Drawn in the same group that contains Belgium and Croatia, nobody was expecting Morocco to progress to the knock-out stages let alone reaching to the semi-finals of this world cup. The whole of the African continent is proud that they finally have a representation in the semi-finals of a world cup for the first time in the history of the competition. 

So knocking-down **THREE European footballing heavy weights [1]** can't be a fluke. They must have done something very right. In the following sections I will try to discover some game attributes which might have contributed to their success so far.


>[1]. Morocco defeated Belgium (group-stage), Spain (last-16) and Portugal (quarter-finals) in the road to semi-finals. These teams are ranked 2nd, 7th and 9th respectively [[4](https://www.fifa.com/fifa-world-ranking/men?dateId=id13792)].


### Do not concede goals!
Football is a simple game. Pass pass pass...score more goals than your opponent and you win! But in a tournament football not conceding goals is equally important.    

> In Euro 2016 Portugal reached the semi-final without winning a game in the regulation time (normal time). Granted they had two draws in which they scored goals but you get the idea, they had zero net goal difference and that shows how important not conceding goals is [[5](https://www.skysports.com/football/news/11096/10330603/when-teams-progress-in-major-tournaments-without-winning)].

Conceding only 0.71 goals per game (in normal time), Morocco occupies the 5th spot at the top. Considering that the other Semi-Fianlists (team who played the maximum number of games which is 7) conceded 1 or more goals per game, this is an impressive stat! It appears that they are a team built upon a strong defense line.




In [14]:
team_data['on_goals_against_pergame'] = team_data['on_goals_against']/team_data['games']

fig = px.bar(team_data.sort_values('on_goals_against_pergame', ascending = False), 
             y="team", x="on_goals_against_pergame",color=None,
             width=750, 
             height=600,
             )
════════
== Task goal ==
Quote the passage on Morocco's World Cup run in full, word for word. The entries that come after this passage are separate material and have no connection to it.

Box coordinate listings
════════
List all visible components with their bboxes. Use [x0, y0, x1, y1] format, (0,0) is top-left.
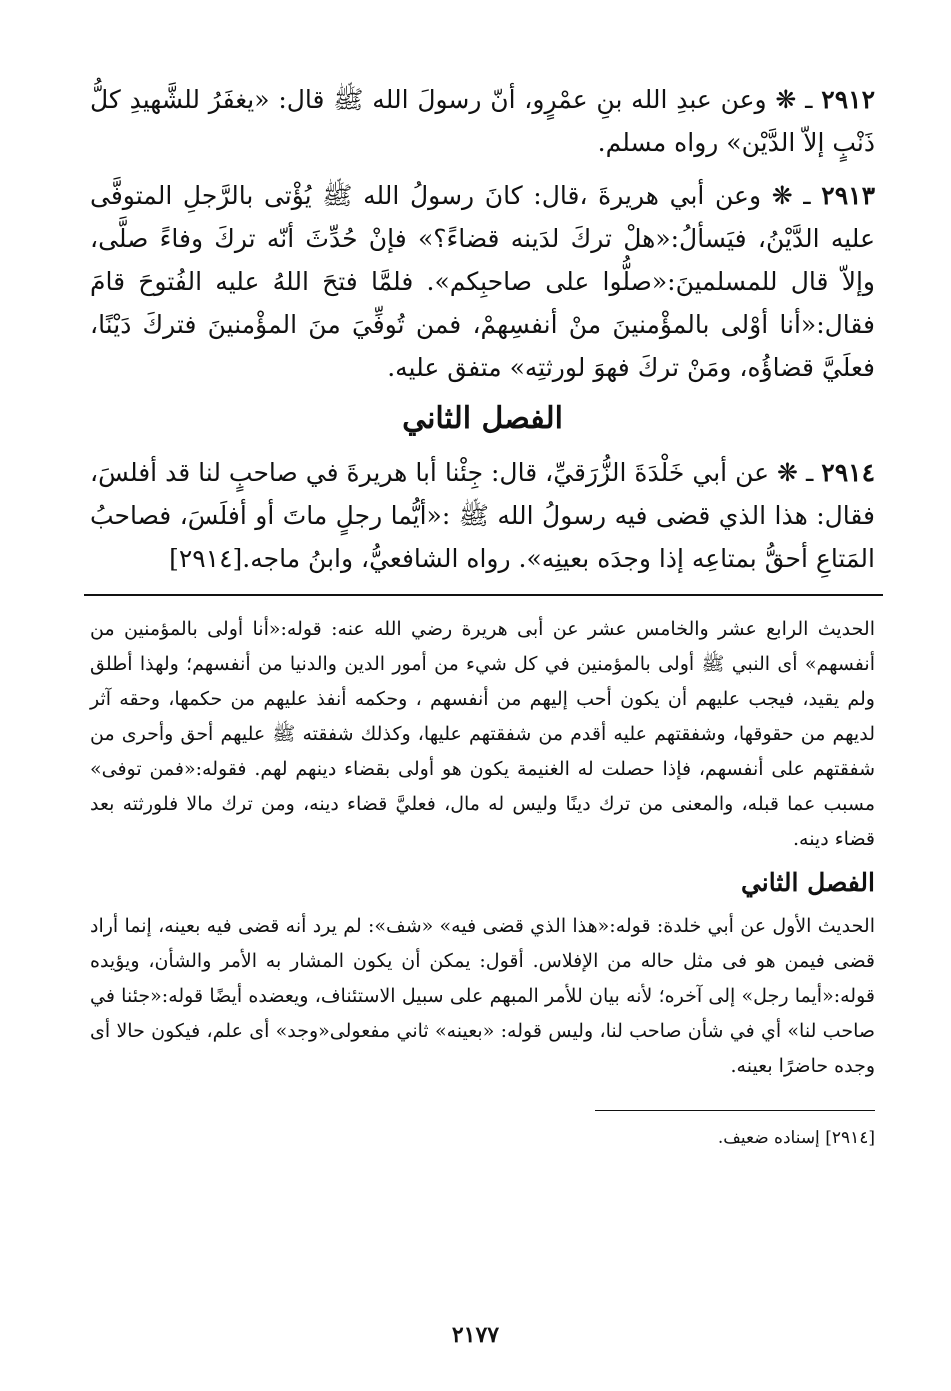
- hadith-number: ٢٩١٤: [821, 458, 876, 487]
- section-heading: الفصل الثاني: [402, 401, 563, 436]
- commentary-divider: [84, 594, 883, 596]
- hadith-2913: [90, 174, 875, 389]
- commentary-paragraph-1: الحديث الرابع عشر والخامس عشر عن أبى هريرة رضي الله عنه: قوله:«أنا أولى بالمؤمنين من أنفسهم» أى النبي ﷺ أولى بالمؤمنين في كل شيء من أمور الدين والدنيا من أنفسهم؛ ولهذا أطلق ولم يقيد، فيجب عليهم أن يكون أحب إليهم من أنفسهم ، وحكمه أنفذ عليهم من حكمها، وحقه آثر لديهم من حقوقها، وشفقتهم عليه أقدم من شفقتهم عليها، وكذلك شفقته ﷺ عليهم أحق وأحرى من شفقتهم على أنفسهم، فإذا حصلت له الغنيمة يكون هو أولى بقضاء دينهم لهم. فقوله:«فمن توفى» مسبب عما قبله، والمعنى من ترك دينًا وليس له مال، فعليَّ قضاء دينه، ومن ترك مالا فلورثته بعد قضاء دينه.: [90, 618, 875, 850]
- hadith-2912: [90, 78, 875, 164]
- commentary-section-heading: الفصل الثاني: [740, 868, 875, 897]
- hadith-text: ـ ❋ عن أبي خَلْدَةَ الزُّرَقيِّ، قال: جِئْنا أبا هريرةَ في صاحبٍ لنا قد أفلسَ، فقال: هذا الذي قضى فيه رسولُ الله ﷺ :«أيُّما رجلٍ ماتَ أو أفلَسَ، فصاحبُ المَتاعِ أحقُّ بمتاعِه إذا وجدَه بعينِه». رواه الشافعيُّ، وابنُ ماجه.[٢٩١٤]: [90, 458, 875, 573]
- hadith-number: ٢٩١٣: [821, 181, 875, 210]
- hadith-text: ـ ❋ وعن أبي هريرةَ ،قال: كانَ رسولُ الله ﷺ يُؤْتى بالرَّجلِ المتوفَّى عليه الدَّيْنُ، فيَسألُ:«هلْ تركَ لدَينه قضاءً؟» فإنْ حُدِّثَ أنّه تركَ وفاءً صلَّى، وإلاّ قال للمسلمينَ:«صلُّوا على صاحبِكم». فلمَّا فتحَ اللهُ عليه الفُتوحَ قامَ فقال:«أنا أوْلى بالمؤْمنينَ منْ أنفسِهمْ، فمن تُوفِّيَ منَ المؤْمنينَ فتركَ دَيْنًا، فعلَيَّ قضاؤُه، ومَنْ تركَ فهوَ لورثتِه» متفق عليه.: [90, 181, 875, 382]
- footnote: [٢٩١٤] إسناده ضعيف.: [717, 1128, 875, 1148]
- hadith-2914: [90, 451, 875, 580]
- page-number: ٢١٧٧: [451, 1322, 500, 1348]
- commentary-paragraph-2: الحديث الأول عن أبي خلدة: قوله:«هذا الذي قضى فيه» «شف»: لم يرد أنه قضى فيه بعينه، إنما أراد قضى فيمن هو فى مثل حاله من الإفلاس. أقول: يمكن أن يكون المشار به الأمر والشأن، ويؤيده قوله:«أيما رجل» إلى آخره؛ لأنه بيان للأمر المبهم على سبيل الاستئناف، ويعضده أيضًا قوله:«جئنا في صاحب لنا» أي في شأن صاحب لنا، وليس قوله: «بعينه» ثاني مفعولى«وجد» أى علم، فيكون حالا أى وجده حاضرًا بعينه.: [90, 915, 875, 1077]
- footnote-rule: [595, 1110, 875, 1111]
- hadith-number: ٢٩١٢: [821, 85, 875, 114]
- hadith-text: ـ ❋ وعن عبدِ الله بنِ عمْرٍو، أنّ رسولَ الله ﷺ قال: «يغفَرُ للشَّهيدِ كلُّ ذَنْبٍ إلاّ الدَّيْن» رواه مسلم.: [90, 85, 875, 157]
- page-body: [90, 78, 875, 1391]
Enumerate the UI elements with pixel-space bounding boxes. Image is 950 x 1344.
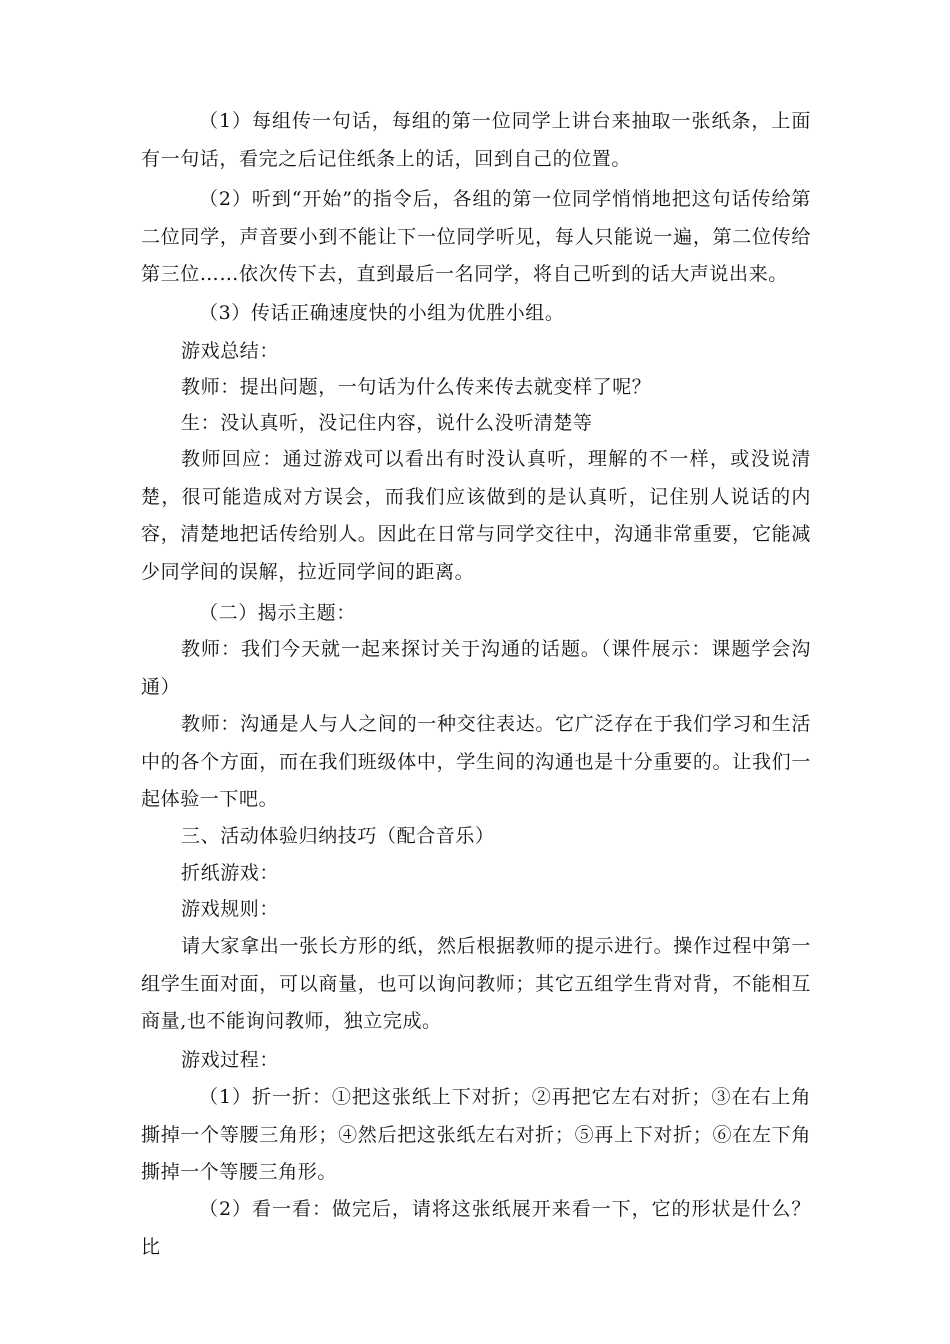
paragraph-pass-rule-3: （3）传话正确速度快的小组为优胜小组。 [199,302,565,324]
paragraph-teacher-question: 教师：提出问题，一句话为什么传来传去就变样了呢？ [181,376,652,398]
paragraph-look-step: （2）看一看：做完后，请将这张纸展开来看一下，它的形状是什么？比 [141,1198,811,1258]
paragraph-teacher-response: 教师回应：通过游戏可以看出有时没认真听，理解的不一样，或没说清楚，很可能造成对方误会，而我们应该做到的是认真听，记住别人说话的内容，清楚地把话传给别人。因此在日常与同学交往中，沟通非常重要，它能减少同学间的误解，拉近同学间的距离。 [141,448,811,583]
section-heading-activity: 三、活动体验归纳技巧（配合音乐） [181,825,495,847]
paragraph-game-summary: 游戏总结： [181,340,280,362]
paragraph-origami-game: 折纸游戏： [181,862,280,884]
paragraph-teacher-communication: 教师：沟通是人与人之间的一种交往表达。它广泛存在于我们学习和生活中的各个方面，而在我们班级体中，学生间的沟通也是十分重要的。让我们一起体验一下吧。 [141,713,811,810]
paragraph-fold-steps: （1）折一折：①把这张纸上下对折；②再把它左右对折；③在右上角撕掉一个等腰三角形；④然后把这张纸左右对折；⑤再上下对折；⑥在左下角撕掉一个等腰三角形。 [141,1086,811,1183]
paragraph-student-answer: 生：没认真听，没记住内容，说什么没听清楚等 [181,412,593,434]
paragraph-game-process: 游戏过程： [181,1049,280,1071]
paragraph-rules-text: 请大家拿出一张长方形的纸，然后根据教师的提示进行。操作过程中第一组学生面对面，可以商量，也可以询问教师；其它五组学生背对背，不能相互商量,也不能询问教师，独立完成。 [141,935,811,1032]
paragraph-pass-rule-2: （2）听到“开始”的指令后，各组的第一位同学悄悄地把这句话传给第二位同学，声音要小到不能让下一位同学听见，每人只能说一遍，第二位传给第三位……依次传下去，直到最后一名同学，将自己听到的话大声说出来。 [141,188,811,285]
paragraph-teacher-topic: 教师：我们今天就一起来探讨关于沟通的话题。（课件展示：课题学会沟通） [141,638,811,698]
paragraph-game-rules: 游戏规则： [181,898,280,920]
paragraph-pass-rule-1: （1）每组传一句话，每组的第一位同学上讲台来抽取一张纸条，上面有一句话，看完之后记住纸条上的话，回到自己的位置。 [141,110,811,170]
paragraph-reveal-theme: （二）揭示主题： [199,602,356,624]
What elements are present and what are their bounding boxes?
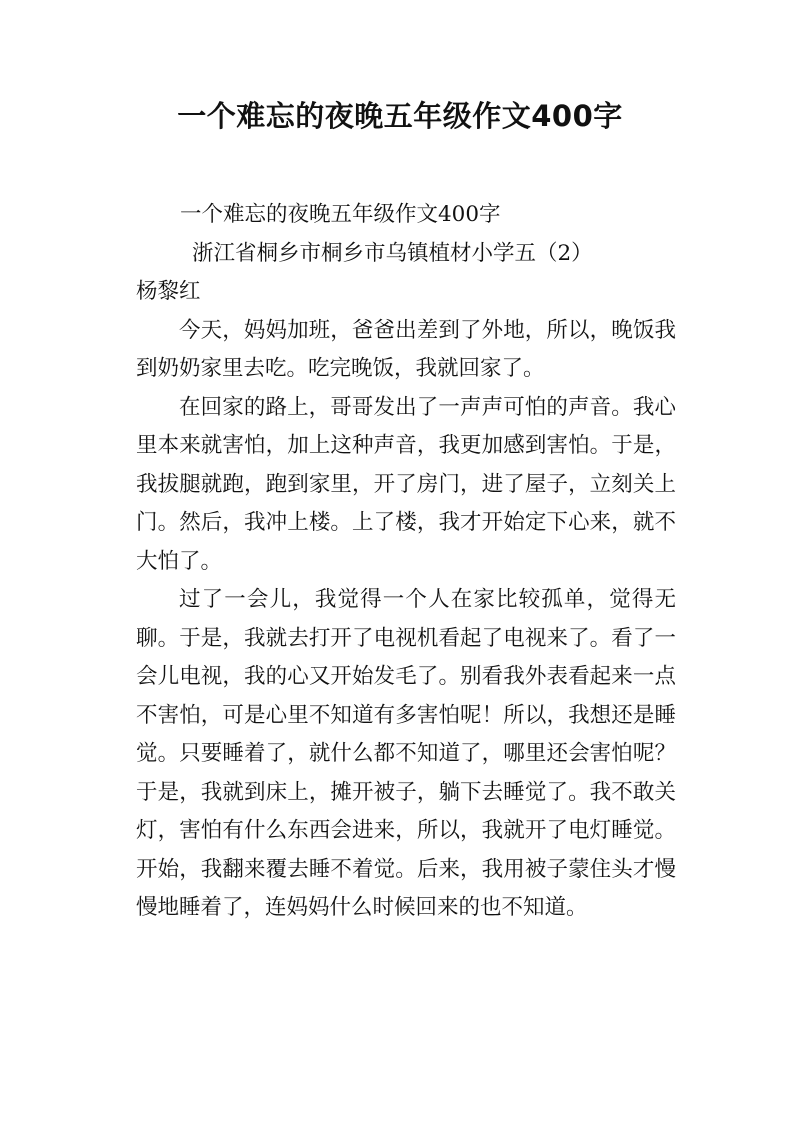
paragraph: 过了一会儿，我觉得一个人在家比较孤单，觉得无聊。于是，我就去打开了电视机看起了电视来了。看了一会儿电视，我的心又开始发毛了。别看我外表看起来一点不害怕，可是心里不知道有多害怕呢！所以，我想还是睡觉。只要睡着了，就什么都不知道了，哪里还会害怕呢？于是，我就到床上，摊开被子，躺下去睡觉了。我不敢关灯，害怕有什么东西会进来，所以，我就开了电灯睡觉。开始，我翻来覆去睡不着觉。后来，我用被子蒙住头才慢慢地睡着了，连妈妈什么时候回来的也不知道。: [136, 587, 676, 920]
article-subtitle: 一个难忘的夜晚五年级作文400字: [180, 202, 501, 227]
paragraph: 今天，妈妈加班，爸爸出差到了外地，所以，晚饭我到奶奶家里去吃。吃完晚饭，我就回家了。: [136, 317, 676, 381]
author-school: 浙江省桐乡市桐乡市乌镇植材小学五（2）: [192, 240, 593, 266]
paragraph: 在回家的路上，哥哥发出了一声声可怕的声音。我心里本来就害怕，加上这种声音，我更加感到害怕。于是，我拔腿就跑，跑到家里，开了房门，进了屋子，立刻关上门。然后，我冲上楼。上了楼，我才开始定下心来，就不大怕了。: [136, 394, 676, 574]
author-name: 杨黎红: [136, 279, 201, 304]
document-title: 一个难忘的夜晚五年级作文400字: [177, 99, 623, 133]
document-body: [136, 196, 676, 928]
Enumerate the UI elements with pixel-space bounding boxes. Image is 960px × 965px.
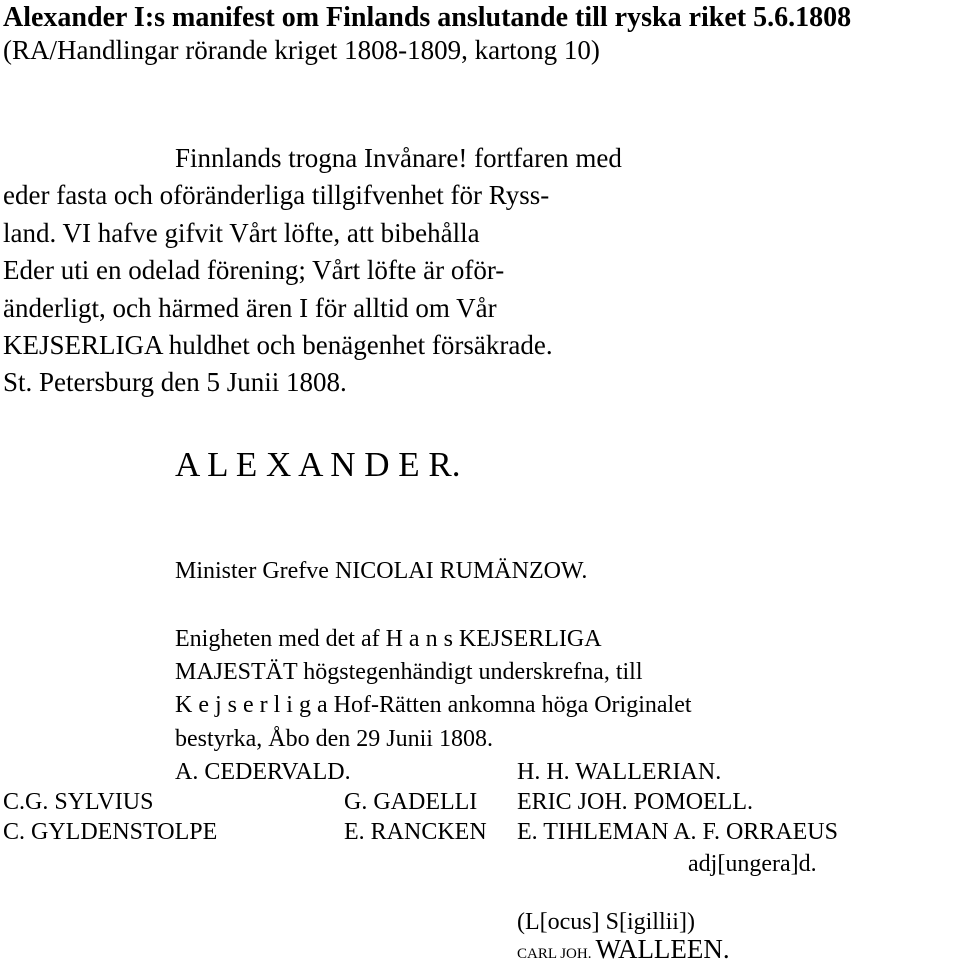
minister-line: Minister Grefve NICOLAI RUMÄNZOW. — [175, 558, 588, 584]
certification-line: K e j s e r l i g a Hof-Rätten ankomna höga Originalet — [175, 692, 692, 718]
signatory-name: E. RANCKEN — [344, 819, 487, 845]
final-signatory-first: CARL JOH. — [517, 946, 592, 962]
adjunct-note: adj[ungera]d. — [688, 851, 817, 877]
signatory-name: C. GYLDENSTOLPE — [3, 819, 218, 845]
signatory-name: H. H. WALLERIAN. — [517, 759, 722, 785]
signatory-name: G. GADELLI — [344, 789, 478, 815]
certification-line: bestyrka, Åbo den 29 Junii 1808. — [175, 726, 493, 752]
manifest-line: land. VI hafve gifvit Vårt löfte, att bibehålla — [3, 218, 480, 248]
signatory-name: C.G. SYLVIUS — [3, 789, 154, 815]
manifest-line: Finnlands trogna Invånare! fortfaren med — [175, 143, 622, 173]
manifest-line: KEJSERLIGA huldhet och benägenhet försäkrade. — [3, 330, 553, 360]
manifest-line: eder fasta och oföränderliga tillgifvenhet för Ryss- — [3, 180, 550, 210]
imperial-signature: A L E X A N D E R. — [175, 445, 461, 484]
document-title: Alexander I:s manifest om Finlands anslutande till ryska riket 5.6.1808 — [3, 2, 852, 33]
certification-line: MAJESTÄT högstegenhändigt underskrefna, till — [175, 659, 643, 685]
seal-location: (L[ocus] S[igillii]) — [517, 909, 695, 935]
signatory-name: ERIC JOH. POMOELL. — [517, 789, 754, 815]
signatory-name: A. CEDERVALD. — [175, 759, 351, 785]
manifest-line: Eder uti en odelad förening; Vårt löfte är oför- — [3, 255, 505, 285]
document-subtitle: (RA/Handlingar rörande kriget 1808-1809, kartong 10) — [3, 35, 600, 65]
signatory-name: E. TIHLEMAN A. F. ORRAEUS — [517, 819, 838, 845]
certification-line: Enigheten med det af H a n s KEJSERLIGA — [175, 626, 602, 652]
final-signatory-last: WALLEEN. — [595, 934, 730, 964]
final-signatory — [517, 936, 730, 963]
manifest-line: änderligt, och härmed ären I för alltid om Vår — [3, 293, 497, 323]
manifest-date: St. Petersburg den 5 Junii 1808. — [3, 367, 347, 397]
════════
== Completed task ==
Drawn in the same group that contains Belgium and Croatia, nobody was expecting Morocco to progress to the knock-out stages let alone reaching to the semi-finals of this world cup. The whole of the African continent is proud that they finally have a representation in the semi-finals of a world cup for the first time in the history of the competition. 

So knocking-down **THREE European footballing heavy weights [1]** can't be a fluke. They must have done something very right. In the following sections I will try to discover some game attributes which might have contributed to their success so far.


>[1]. Morocco defeated Belgium (group-stage), Spain (last-16) and Portugal (quarter-finals) in the road to semi-finals. These teams are ranked 2nd, 7th and 9th respectively [[4](https://www.fifa.com/fifa-world-ranking/men?dateId=id13792)].


### Do not concede goals!
Football is a simple game. Pass pass pass...score more goals than your opponent and you win! But in a tournament football not conceding goals is equally important.    

> In Euro 2016 Portugal reached the semi-final without winning a game in the regulation time (normal time). Granted they had two draws in which they scored goals but you get the idea, they had zero net goal difference and that shows how important not conceding goals is [[5](https://www.skysports.com/football/news/11096/10330603/when-teams-progress-in-major-tournaments-without-winning)].

Conceding only 0.71 goals per game (in normal time), Morocco occupies the 5th spot at the top. Considering that the other Semi-Fianlists (team who played the maximum number of games which is 7) conceded 1 or more goals per game, this is an impressive stat! It appears that they are a team built upon a strong defense line.




In [14]:
team_data['on_goals_against_pergame'] = team_data['on_goals_against']/team_data['games']

fig = px.bar(team_data.sort_values('on_goals_against_pergame', ascending = False), 
             y="team", x="on_goals_against_pergame",color=None,
             width=750, 
             height=600,
             )